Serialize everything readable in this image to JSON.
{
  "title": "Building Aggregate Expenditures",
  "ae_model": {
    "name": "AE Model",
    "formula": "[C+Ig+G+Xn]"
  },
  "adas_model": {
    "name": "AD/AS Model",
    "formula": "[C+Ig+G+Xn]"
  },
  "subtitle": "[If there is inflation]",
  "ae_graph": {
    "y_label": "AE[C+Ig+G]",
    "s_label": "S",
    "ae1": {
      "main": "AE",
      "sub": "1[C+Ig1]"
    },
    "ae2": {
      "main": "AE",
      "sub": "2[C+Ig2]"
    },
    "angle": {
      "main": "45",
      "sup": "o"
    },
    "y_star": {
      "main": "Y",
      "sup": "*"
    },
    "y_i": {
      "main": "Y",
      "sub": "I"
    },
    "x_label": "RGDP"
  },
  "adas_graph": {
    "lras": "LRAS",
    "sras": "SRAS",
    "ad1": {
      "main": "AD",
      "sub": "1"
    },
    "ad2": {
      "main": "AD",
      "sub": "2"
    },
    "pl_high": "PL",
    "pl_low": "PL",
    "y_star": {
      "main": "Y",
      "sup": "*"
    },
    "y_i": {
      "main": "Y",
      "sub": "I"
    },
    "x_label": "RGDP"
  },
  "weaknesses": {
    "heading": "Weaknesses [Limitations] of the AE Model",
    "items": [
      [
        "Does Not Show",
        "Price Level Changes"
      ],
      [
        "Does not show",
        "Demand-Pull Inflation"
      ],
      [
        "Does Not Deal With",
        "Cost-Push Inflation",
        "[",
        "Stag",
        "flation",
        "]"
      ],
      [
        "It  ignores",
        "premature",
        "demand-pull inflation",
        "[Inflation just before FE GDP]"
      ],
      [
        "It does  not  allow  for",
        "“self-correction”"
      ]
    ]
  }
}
----------------------------------------
Exercise instructions: Produce a verbatim transcription of the entries above.

Response:
Serialize everything readable in this image to JSON.
{
  "title": "Building Aggregate Expenditures",
  "ae_model": {
    "name": "AE Model",
    "formula": "[C+Ig+G+Xn]"
  },
  "adas_model": {
    "name": "AD/AS Model",
    "formula": "[C+Ig+G+Xn]"
  },
  "subtitle": "[If there is inflation]",
  "ae_graph": {
    "y_label": "AE[C+Ig+G]",
    "s_label": "S",
    "ae1": {
      "main": "AE",
      "sub": "1[C+Ig1]"
    },
    "ae2": {
      "main": "AE",
      "sub": "2[C+Ig2]"
    },
    "angle": {
      "main": "45",
      "sup": "o"
    },
    "y_star": {
      "main": "Y",
      "sup": "*"
    },
    "y_i": {
      "main": "Y",
      "sub": "I"
    },
    "x_label": "RGDP"
  },
  "adas_graph": {
    "lras": "LRAS",
    "sras": "SRAS",
    "ad1": {
      "main": "AD",
      "sub": "1"
    },
    "ad2": {
      "main": "AD",
      "sub": "2"
    },
    "pl_high": "PL",
    "pl_low": "PL",
    "y_star": {
      "main": "Y",
      "sup": "*"
    },
    "y_i": {
      "main": "Y",
      "sub": "I"
    },
    "x_label": "RGDP"
  },
  "weaknesses": {
    "heading": "Weaknesses [Limitations] of the AE Model",
    "items": [
      [
        "Does Not Show",
        "Price Level Changes"
      ],
      [
        "Does not show",
        "Demand-Pull Inflation"
      ],
      [
        "Does Not Deal With",
        "Cost-Push Inflation",
        "[",
        "Stag",
        "flation",
        "]"
      ],
      [
        "It  ignores",
        "premature",
        "demand-pull inflation",
        "[Inflation just before FE GDP]"
      ],
      [
        "It does  not  allow  for",
        "“self-correction”"
      ]
    ]
  }
}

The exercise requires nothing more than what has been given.